Black Friday is the day after Thanksgiving in America, and is seen as a build-up to the holiday season. A national holiday, Thanksgiving is held during the last Thursday of November each year.
It is the U.S equivalent to Boxing Day in Britain. Boxing Day takes place on the 26th December after Christmas Day. But unlike Boxing Day, Black Friday is not considered a holiday.
The name 'Black Friday' originated in Philadelphia, Pennsylvania, which was used to describe the heavy traffic that occurs the day after Thanksgiving. Black Friday is used to denote the point where retailers make a profit. People camp outside stores during the early hours of the morning to grab the latest bargains and deals for products.
As it is the last holiday before Christmas, it marks the unofficial start of the Christmas season. Retailers, both in store and online, offer early discounts on the latest items in attempts to entice consumers and help drive up their revenue.
In recent years, Black Friday has made its way to other countries such as the UK.
In 2013, British supermarket chain Asda (which is/was owned by U.S chain, Wal-Mart) started promoting Black Friday in the UK.
The Ugliness of Black Friday
The most common criticisms with Black Friday are to do with promoting and encouraging greed and that material wealth and goods are more important than people's livelihoods. Well, in those terms of mass consumerism and capitalism.
Oh and that it results in people getting into arguments and fights, in order to get what they want, for material goods they want, rather than need.
Some people even got stabbed or shot. C'mon now, think about it: is it really worth hurting another human being and/or getting arrested for it over a doll for your daughter, or even a coffee maker? Sheez.
Given that it takes place the day after Thanksgiving, where people are thankful and gracious for many things in their lives, it is somewhat strange that the next day, many would choose to throw away those sentiments, in exchange for a high-end plasma TV, the latest cell phone or expensive jewelry.
I don't hate it because it is American, and there are some Brits that despise it for that reason alone.

→ **Extracted material**
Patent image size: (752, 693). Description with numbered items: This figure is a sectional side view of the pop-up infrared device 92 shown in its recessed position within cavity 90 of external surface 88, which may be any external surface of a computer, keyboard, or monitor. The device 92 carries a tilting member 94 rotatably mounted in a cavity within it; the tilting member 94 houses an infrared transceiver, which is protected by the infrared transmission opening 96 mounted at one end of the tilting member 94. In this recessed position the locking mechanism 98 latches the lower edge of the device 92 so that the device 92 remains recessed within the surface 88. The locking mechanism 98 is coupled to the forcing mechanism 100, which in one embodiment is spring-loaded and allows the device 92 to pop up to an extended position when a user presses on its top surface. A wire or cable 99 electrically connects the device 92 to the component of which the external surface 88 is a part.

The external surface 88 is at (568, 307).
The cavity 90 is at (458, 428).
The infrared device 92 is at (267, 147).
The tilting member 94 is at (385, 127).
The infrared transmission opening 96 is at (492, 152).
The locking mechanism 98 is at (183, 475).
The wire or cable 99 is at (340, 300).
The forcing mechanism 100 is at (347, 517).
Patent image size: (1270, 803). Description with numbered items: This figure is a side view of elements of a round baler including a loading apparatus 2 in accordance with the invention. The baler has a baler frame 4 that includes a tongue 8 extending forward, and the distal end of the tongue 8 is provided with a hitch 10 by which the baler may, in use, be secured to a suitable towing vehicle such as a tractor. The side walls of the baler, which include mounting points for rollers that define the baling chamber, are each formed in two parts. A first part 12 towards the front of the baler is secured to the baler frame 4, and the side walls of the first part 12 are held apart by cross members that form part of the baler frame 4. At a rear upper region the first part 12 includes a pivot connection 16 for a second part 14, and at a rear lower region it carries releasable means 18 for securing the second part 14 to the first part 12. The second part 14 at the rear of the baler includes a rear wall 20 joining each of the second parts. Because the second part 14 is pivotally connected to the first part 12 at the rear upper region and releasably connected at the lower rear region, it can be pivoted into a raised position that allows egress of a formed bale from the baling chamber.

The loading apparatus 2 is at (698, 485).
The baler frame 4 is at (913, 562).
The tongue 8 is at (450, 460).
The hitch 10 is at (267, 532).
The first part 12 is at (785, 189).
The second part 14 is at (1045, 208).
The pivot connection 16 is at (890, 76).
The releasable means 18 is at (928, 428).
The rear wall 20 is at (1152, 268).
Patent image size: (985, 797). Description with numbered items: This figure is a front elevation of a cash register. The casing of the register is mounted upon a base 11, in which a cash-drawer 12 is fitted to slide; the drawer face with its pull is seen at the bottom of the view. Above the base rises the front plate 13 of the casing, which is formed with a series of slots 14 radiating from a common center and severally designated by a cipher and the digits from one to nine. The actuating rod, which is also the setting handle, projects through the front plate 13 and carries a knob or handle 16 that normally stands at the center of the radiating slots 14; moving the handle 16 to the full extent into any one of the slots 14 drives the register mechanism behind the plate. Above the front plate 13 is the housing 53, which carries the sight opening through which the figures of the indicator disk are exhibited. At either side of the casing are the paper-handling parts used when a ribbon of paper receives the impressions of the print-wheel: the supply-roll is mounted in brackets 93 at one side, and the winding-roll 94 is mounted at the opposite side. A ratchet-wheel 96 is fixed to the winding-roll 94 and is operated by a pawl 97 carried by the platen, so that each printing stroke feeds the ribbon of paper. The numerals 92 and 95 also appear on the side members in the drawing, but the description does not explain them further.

→ **Tasks for this exercise**
(1) Set down the Black Friday piece between "Black Friday is the" and "November each year.", inclusive.
(2) Take the Black Friday piece further from where it stops.

→ **Solved tasks**
(1)
Black Friday is the day after Thanksgiving in America, and is seen as a build-up to the holiday season. A national holiday, Thanksgiving is held during the last Thursday of November each year.

(2)
I loathe the behaviour that takes place; when the doors finally open, crowds stampede their way like bulls (akin to the running of the bulls in Spain) and people rush to the nearest aisle where their chosen items lie awaiting. The hostility, people getting tramped on, the desperation, all that pushing and shoving and disregarding other people's welfare.
Why tolerate this, when you can choose to spend any other day shopping when the crowds aren't as packed?
Or even shop online. Besides, shopping online is cheaper and you can still find what you want, at a fraction of the price in store.
The people who fight & barge their way, must really take a good long hard look at themselves and think about how their actions and behaviour reflect on them, but also remembering who they are buying these goods for. Most likely they will be presents and gifts for their friends and family members, - and to think that there is a nasty after feeling in giving that person that gift, and knowing you had to hit and injure other people as well to attain it. Not nice.
And this behaviour and people acting like hooligans over things, because they were spurred on by their love for loved ones and all, purr-lease.
Source: Asda via Facebook from 2014
Use and Exchange
Black Friday is more or less an evaluation of ourselves as individuals. Things like this and owning material goods, it tends to fill a void in your life. Buying your favourite things and thinking it will make you happy.
It goes back to the theory of use/exchange; Products have a use/exchange value attachment to them. In Marxist terms, the exchange value equates to the value of quantity of the thing. This 'value' refers to the actual product or item. The 'use' value is tied to its uses that owning the item has. For example, if you buy say, a grill, the use value of the grill, would be to cook and heat up food.
We buy things and use them, and if we are not satisfied, we can exchange them for a refund, or a replacement product of a similar value, within 30 days with proof of purchase, such as a receipt.
Back to the topic, I think it's (a bit), nuts, to wake up at 4 or 5am in the morning to venture out in the freezing cold (and probably raining too), and to go and camp outside the store, just to land a bargain.
It is not just the financial and economic ramifications people take issue with; Black Friday is having a negative effect on workers and family members as well. Those companies and stores ought to take responsibility, not just for the lives of their employees. & playing and toying with people's emotions. I am not against shopping. Going out to shop is better than shopping online; for one reason being you get exercise and fresh air walking to the store. But on Black Friday, this has to be an exception.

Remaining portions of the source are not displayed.